• Recorded data:
====

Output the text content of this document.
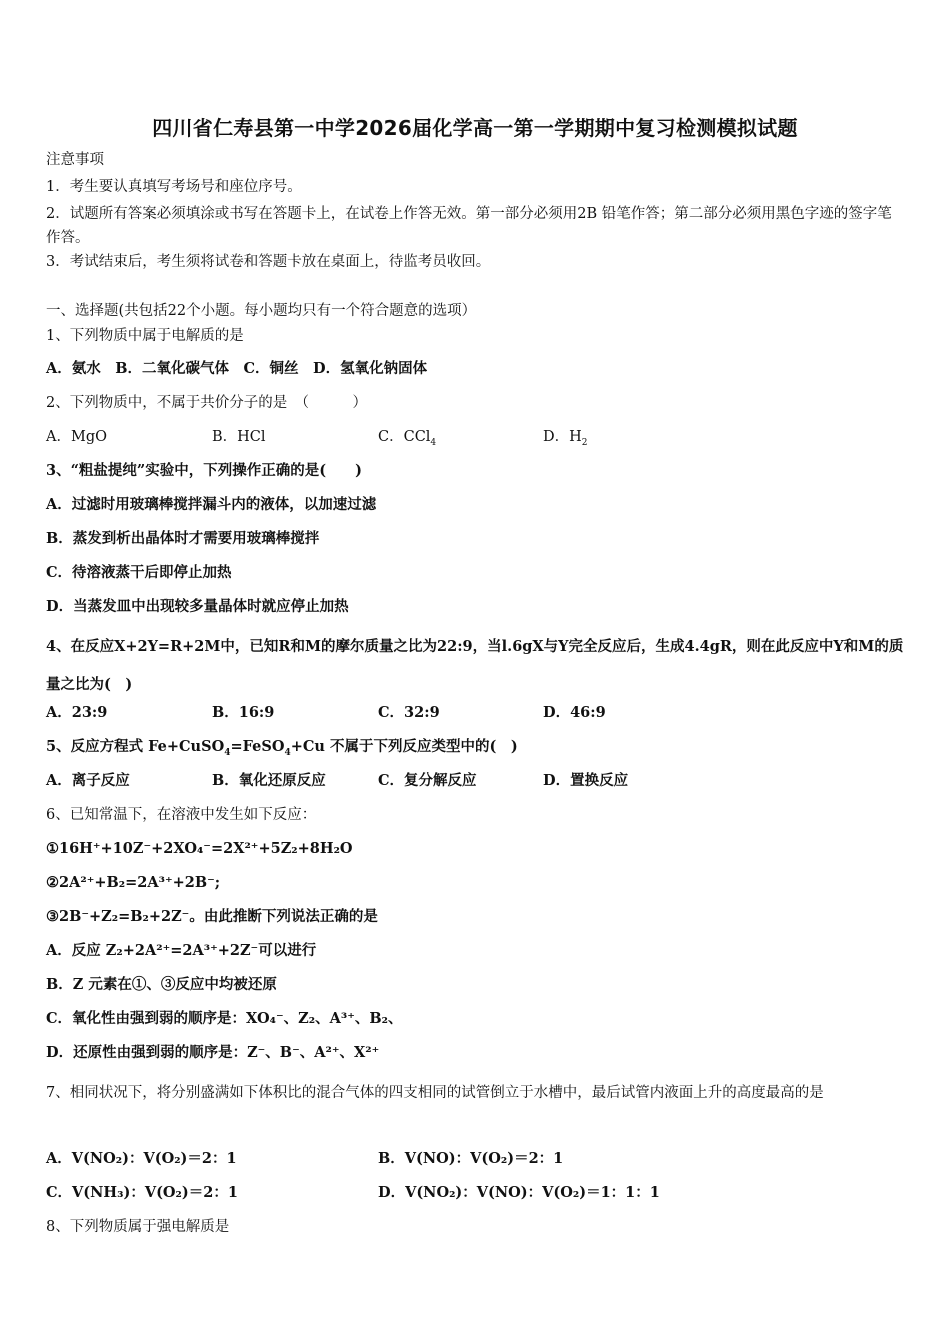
四川省仁寿县第一中学2026届化学高一第一学期期中复习检测模拟试题
注意事项
1．考生要认真填写考场号和座位序号。
2．试题所有答案必须填涂或书写在答题卡上，在试卷上作答无效。第一部分必须用2B 铅笔作答；第二部分必须用黑色字迹的签字笔作答。
3．考试结束后，考生须将试卷和答题卡放在桌面上，待监考员收回。
一、选择题(共包括22个小题。每小题均只有一个符合题意的选项）
1、下列物质中属于电解质的是
A．氨水　B．二氧化碳气体　C．铜丝　D．氢氧化钠固体
2、下列物质中，不属于共价分子的是　（　　　）
A．MgO	B．HCl	C．CCl$_4$	D．$H_2$
3、“粗盐提纯”实验中，下列操作正确的是(　　)
A．过滤时用玻璃棒搅拌漏斗内的液体，以加速过滤
B．蒸发到析出晶体时才需要用玻璃棒搅拌
C．待溶液蒸干后即停止加热
D．当蒸发皿中出现较多量晶体时就应停止加热
4、在反应X+2Y=R+2M中，已知R和M的摩尔质量之比为22:9，当l.6gX与Y完全反应后，生成4.4gR，则在此反应中Y和M的质量之比为(　)
A．23:9	B．16:9	C．32:9	D．46:9
5、反应方程式 Fe+CuSO$_4$=FeSO$_4$+Cu 不属于下列反应类型中的(　)
A．离子反应	B．氧化还原反应	C．复分解反应	D．置换反应
6、已知常温下，在溶液中发生如下反应：
①16H⁺+10Z⁻+2XO₄⁻=2X²⁺+5Z₂+8H₂O
②2A²⁺+B₂=2A³⁺+2B⁻;
③2B⁻+Z₂=B₂+2Z⁻。由此推断下列说法正确的是
A．反应 Z₂+2A²⁺=2A³⁺+2Z⁻可以进行
B．Z 元素在①、③反应中均被还原
C．氧化性由强到弱的顺序是：XO₄⁻、Z₂、A³⁺、B₂、
D．还原性由强到弱的顺序是：Z⁻、B⁻、A²⁺、X²⁺
7、相同状况下，将分别盛满如下体积比的混合气体的四支相同的试管倒立于水槽中，最后试管内液面上升的高度最高的是
A．V(NO₂)：V(O₂)＝2：1	B．V(NO)：V(O₂)＝2：1
C．V(NH₃)：V(O₂)＝2：1	D．V(NO₂)：V(NO)：V(O₂)＝1：1：1
8、下列物质属于强电解质是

====

• TO BE DONE: Return the whole listing, word for word, and leave out every picture.

• EXPECTED ANSWER:
Output the text content of this document.
四川省仁寿县第一中学2026届化学高一第一学期期中复习检测模拟试题
注意事项
1．考生要认真填写考场号和座位序号。
2．试题所有答案必须填涂或书写在答题卡上，在试卷上作答无效。第一部分必须用2B 铅笔作答；第二部分必须用黑色字迹的签字笔作答。
3．考试结束后，考生须将试卷和答题卡放在桌面上，待监考员收回。
一、选择题(共包括22个小题。每小题均只有一个符合题意的选项）
1、下列物质中属于电解质的是
A．氨水　B．二氧化碳气体　C．铜丝　D．氢氧化钠固体
2、下列物质中，不属于共价分子的是　（　　　）
A．MgO	B．HCl	C．CCl$_4$	D．$H_2$
3、“粗盐提纯”实验中，下列操作正确的是(　　)
A．过滤时用玻璃棒搅拌漏斗内的液体，以加速过滤
B．蒸发到析出晶体时才需要用玻璃棒搅拌
C．待溶液蒸干后即停止加热
D．当蒸发皿中出现较多量晶体时就应停止加热
4、在反应X+2Y=R+2M中，已知R和M的摩尔质量之比为22:9，当l.6gX与Y完全反应后，生成4.4gR，则在此反应中Y和M的质量之比为(　)
A．23:9	B．16:9	C．32:9	D．46:9
5、反应方程式 Fe+CuSO$_4$=FeSO$_4$+Cu 不属于下列反应类型中的(　)
A．离子反应	B．氧化还原反应	C．复分解反应	D．置换反应
6、已知常温下，在溶液中发生如下反应：
①16H⁺+10Z⁻+2XO₄⁻=2X²⁺+5Z₂+8H₂O
②2A²⁺+B₂=2A³⁺+2B⁻;
③2B⁻+Z₂=B₂+2Z⁻。由此推断下列说法正确的是
A．反应 Z₂+2A²⁺=2A³⁺+2Z⁻可以进行
B．Z 元素在①、③反应中均被还原
C．氧化性由强到弱的顺序是：XO₄⁻、Z₂、A³⁺、B₂、
D．还原性由强到弱的顺序是：Z⁻、B⁻、A²⁺、X²⁺
7、相同状况下，将分别盛满如下体积比的混合气体的四支相同的试管倒立于水槽中，最后试管内液面上升的高度最高的是
A．V(NO₂)：V(O₂)＝2：1	B．V(NO)：V(O₂)＝2：1
C．V(NH₃)：V(O₂)＝2：1	D．V(NO₂)：V(NO)：V(O₂)＝1：1：1
8、下列物质属于强电解质是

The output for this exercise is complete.